=== EXERCISE DESCRIPTION ===
Reproduce the material below line for line, without changing anything, but leave out the pictures.

◇ ◇ ◇ ◇ ◇

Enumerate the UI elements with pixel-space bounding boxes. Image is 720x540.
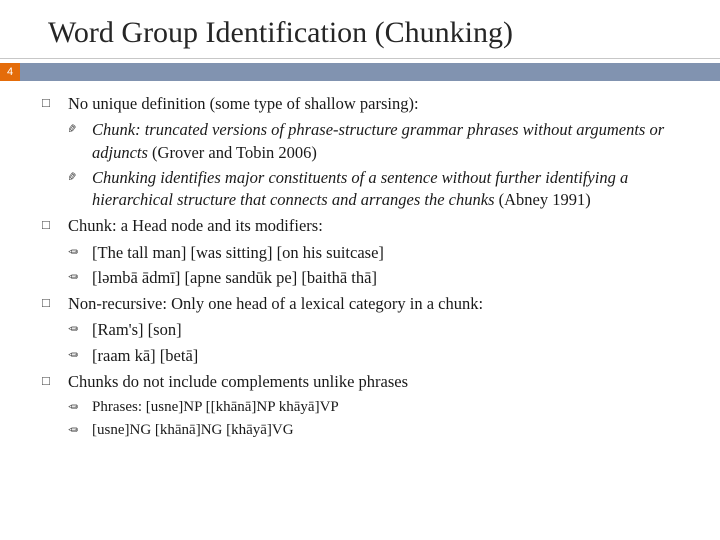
header-band: 4	[0, 63, 720, 81]
point-3-sub-2: [raam kā] [betā]	[68, 345, 692, 367]
point-4-text: Chunks do not include complements unlike…	[68, 372, 408, 391]
page-number-badge: 4	[0, 63, 20, 81]
point-2-sublist: [The tall man] [was sitting] [on his sui…	[68, 242, 692, 290]
point-1-text: No unique definition (some type of shall…	[68, 94, 419, 113]
point-3-text: Non-recursive: Only one head of a lexica…	[68, 294, 483, 313]
point-4-sublist: Phrases: [usne]NP [[khānā]NP khāyā]VP [u…	[68, 397, 692, 441]
point-1-sub-1-cite: (Grover and Tobin 2006)	[152, 143, 317, 162]
bullet-list: No unique definition (some type of shall…	[42, 93, 692, 441]
point-1-sub-1: Chunk: truncated versions of phrase-stru…	[68, 119, 692, 164]
slide: Word Group Identification (Chunking) 4 N…	[0, 0, 720, 540]
point-4-sub-2: [usne]NG [khānā]NG [khāyā]VG	[68, 420, 692, 440]
point-1-sublist: Chunk: truncated versions of phrase-stru…	[68, 119, 692, 211]
point-1: No unique definition (some type of shall…	[42, 93, 692, 211]
point-1-sub-2-cite: (Abney 1991)	[499, 190, 591, 209]
point-3: Non-recursive: Only one head of a lexica…	[42, 293, 692, 367]
point-3-sub-1: [Ram's] [son]	[68, 319, 692, 341]
content-area: No unique definition (some type of shall…	[0, 81, 720, 441]
point-4-sub-1: Phrases: [usne]NP [[khānā]NP khāyā]VP	[68, 397, 692, 417]
point-2: Chunk: a Head node and its modifiers: [T…	[42, 215, 692, 289]
slide-title: Word Group Identification (Chunking)	[0, 0, 720, 59]
point-4: Chunks do not include complements unlike…	[42, 371, 692, 441]
point-3-sublist: [Ram's] [son] [raam kā] [betā]	[68, 319, 692, 367]
accent-band	[20, 63, 720, 81]
point-2-sub-1: [The tall man] [was sitting] [on his sui…	[68, 242, 692, 264]
point-1-sub-2: Chunking identifies major constituents o…	[68, 167, 692, 212]
point-2-sub-2: [ləmbā ādmī] [apne sandūk pe] [baithā th…	[68, 267, 692, 289]
point-2-text: Chunk: a Head node and its modifiers:	[68, 216, 323, 235]
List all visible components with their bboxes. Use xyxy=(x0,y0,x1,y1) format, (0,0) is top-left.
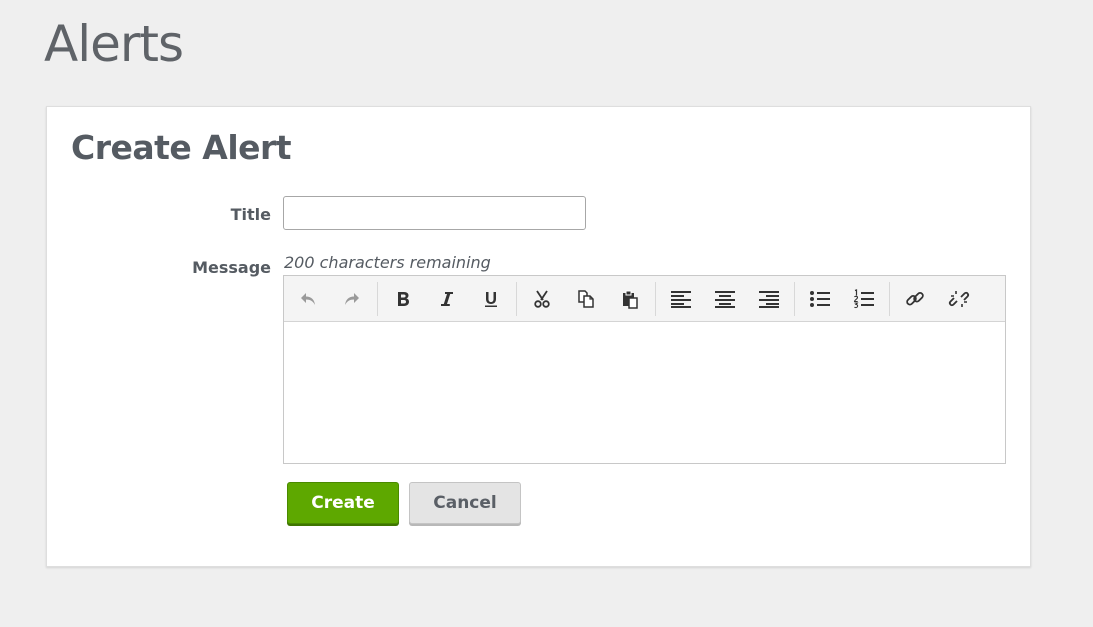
message-body-input[interactable] xyxy=(284,322,1005,463)
clipboard-group xyxy=(520,276,652,321)
paste-icon xyxy=(623,290,638,309)
align-center-icon xyxy=(715,290,735,308)
redo-icon xyxy=(345,292,359,305)
copy-button[interactable] xyxy=(564,279,608,319)
format-group xyxy=(381,276,513,321)
numbered-list-button[interactable] xyxy=(842,279,886,319)
italic-icon xyxy=(441,291,453,306)
page-title: Alerts xyxy=(44,15,184,73)
toolbar-divider xyxy=(655,281,656,316)
bold-button[interactable] xyxy=(381,279,425,319)
paste-button[interactable] xyxy=(608,279,652,319)
char-count: 200 characters remaining xyxy=(284,253,491,272)
bold-icon xyxy=(398,291,409,306)
cancel-button[interactable]: Cancel xyxy=(409,482,521,524)
toolbar-divider xyxy=(889,281,890,316)
toolbar-divider xyxy=(516,281,517,316)
align-right-icon xyxy=(759,290,779,308)
toolbar-divider xyxy=(377,281,378,316)
numbered-list-icon xyxy=(853,288,874,308)
message-label: Message xyxy=(192,258,271,277)
align-center-button[interactable] xyxy=(703,279,747,319)
link-group xyxy=(893,276,981,321)
copy-icon xyxy=(578,289,594,308)
italic-button[interactable] xyxy=(425,279,469,319)
align-left-icon xyxy=(671,290,691,308)
bullet-list-icon xyxy=(810,290,830,307)
create-button[interactable]: Create xyxy=(287,482,399,524)
editor-toolbar xyxy=(284,276,1005,322)
align-right-button[interactable] xyxy=(747,279,791,319)
cut-icon xyxy=(534,290,550,308)
form-heading: Create Alert xyxy=(71,128,292,167)
create-alert-panel: Create Alert Title Message 200 character… xyxy=(46,106,1031,567)
unlink-icon xyxy=(948,290,970,307)
history-group xyxy=(286,276,374,321)
message-editor xyxy=(283,275,1006,464)
title-label: Title xyxy=(230,205,271,224)
undo-button[interactable] xyxy=(286,279,330,319)
list-group xyxy=(798,276,886,321)
redo-button[interactable] xyxy=(330,279,374,319)
title-input[interactable] xyxy=(283,196,586,230)
cut-button[interactable] xyxy=(520,279,564,319)
unlink-button[interactable] xyxy=(937,279,981,319)
underline-icon xyxy=(485,291,497,307)
undo-icon xyxy=(301,292,315,305)
bullet-list-button[interactable] xyxy=(798,279,842,319)
link-icon xyxy=(906,291,924,305)
align-group xyxy=(659,276,791,321)
toolbar-divider xyxy=(794,281,795,316)
link-button[interactable] xyxy=(893,279,937,319)
align-left-button[interactable] xyxy=(659,279,703,319)
underline-button[interactable] xyxy=(469,279,513,319)
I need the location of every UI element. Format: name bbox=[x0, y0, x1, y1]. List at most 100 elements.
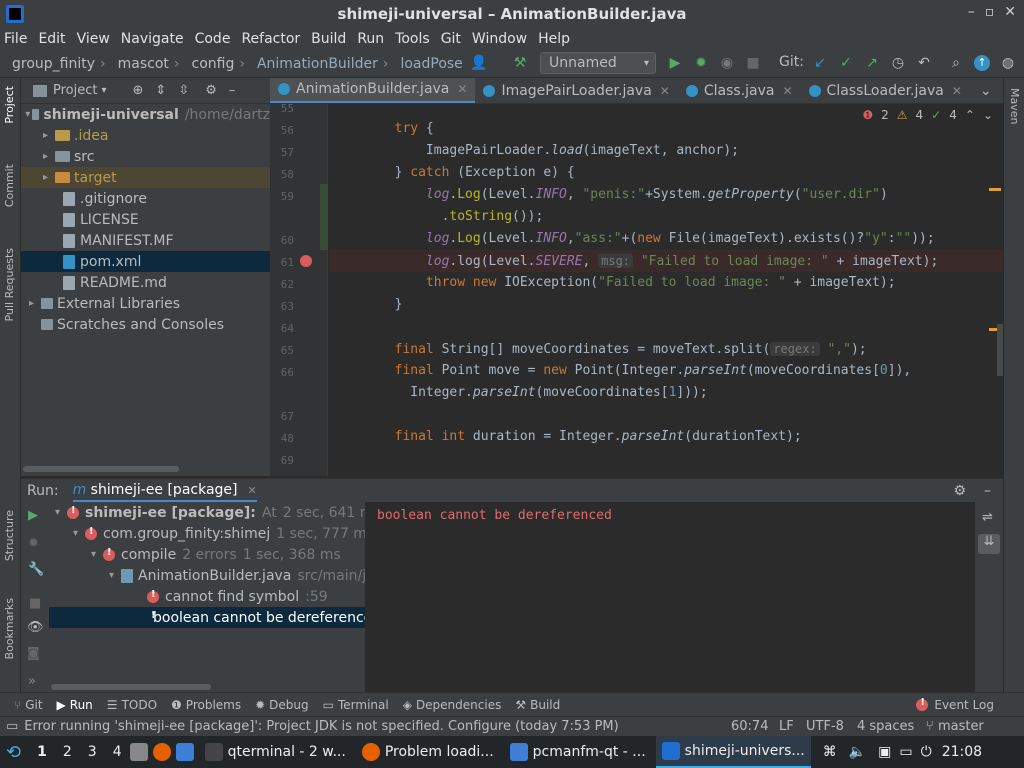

◇ ◇ ◇ ◇ ◇

=== RESULT ===
Enumerate the UI elements with pixel-space bounding boxes. Image is 720x540.
header-band: 4	[0, 63, 720, 81]
point-3-sub-2: [raam kā] [betā]	[68, 345, 692, 367]
point-4-text: Chunks do not include complements unlike…	[68, 372, 408, 391]
page-number-badge: 4	[0, 63, 20, 81]
point-2-sublist: [The tall man] [was sitting] [on his sui…	[68, 242, 692, 290]
point-1-text: No unique definition (some type of shall…	[68, 94, 419, 113]
point-3-text: Non-recursive: Only one head of a lexica…	[68, 294, 483, 313]
point-4-sublist: Phrases: [usne]NP [[khānā]NP khāyā]VP [u…	[68, 397, 692, 441]
point-1-sub-1-cite: (Grover and Tobin 2006)	[152, 143, 317, 162]
bullet-list: No unique definition (some type of shall…	[42, 93, 692, 441]
point-1-sub-1: Chunk: truncated versions of phrase-stru…	[68, 119, 692, 164]
slide: Word Group Identification (Chunking) 4 N…	[0, 0, 720, 540]
point-4-sub-2: [usne]NG [khānā]NG [khāyā]VG	[68, 420, 692, 440]
point-1-sublist: Chunk: truncated versions of phrase-stru…	[68, 119, 692, 211]
point-1: No unique definition (some type of shall…	[42, 93, 692, 211]
point-1-sub-2-cite: (Abney 1991)	[499, 190, 591, 209]
point-3: Non-recursive: Only one head of a lexica…	[42, 293, 692, 367]
point-3-sub-1: [Ram's] [son]	[68, 319, 692, 341]
content-area: No unique definition (some type of shall…	[0, 81, 720, 441]
point-4-sub-1: Phrases: [usne]NP [[khānā]NP khāyā]VP	[68, 397, 692, 417]
point-2: Chunk: a Head node and its modifiers: [T…	[42, 215, 692, 289]
slide-title: Word Group Identification (Chunking)	[0, 0, 720, 59]
point-4: Chunks do not include complements unlike…	[42, 371, 692, 441]
point-3-sublist: [Ram's] [son] [raam kā] [betā]	[68, 319, 692, 367]
accent-band	[20, 63, 720, 81]
point-2-sub-1: [The tall man] [was sitting] [on his sui…	[68, 242, 692, 264]
point-1-sub-2: Chunking identifies major constituents o…	[68, 167, 692, 212]
point-2-sub-2: [ləmbā ādmī] [apne sandūk pe] [baithā th…	[68, 267, 692, 289]
point-2-text: Chunk: a Head node and its modifiers:	[68, 216, 323, 235]
List all visible components with their bboxes. Use xyxy=(x0,y0,x1,y1) format, (0,0) is top-left.
message-body-input[interactable] xyxy=(284,322,1005,463)
clipboard-group xyxy=(520,276,652,321)
paste-icon xyxy=(623,290,638,309)
align-center-icon xyxy=(715,290,735,308)
redo-icon xyxy=(345,292,359,305)
copy-button[interactable] xyxy=(564,279,608,319)
format-group xyxy=(381,276,513,321)
numbered-list-button[interactable] xyxy=(842,279,886,319)
italic-icon xyxy=(441,291,453,306)
page-title: Alerts xyxy=(44,15,184,73)
toolbar-divider xyxy=(655,281,656,316)
bold-button[interactable] xyxy=(381,279,425,319)
paste-button[interactable] xyxy=(608,279,652,319)
char-count: 200 characters remaining xyxy=(284,253,491,272)
bold-icon xyxy=(398,291,409,306)
cancel-button[interactable]: Cancel xyxy=(409,482,521,524)
toolbar-divider xyxy=(889,281,890,316)
toolbar-divider xyxy=(516,281,517,316)
align-right-icon xyxy=(759,290,779,308)
toolbar-divider xyxy=(377,281,378,316)
numbered-list-icon xyxy=(853,288,874,308)
message-label: Message xyxy=(192,258,271,277)
align-center-button[interactable] xyxy=(703,279,747,319)
link-group xyxy=(893,276,981,321)
copy-icon xyxy=(578,289,594,308)
italic-button[interactable] xyxy=(425,279,469,319)
align-left-icon xyxy=(671,290,691,308)
bullet-list-icon xyxy=(810,290,830,307)
create-button[interactable]: Create xyxy=(287,482,399,524)
editor-toolbar xyxy=(284,276,1005,322)
align-right-button[interactable] xyxy=(747,279,791,319)
cut-icon xyxy=(534,290,550,308)
form-heading: Create Alert xyxy=(71,128,292,167)
create-alert-panel: Create Alert Title Message 200 character… xyxy=(46,106,1031,567)
unlink-icon xyxy=(948,290,970,307)
history-group xyxy=(286,276,374,321)
message-editor xyxy=(283,275,1006,464)
title-label: Title xyxy=(230,205,271,224)
undo-button[interactable] xyxy=(286,279,330,319)
list-group xyxy=(798,276,886,321)
redo-button[interactable] xyxy=(330,279,374,319)
title-input[interactable] xyxy=(283,196,586,230)
cut-button[interactable] xyxy=(520,279,564,319)
unlink-button[interactable] xyxy=(937,279,981,319)
underline-icon xyxy=(485,291,497,307)
undo-icon xyxy=(301,292,315,305)
bullet-list-button[interactable] xyxy=(798,279,842,319)
link-icon xyxy=(906,291,924,305)
align-group xyxy=(659,276,791,321)
toolbar-divider xyxy=(794,281,795,316)
link-button[interactable] xyxy=(893,279,937,319)
align-left-button[interactable] xyxy=(659,279,703,319)
underline-button[interactable] xyxy=(469,279,513,319)
I need the location of every UI element. Format: name bbox=[x0, y0, x1, y1]. List at most 100 elements.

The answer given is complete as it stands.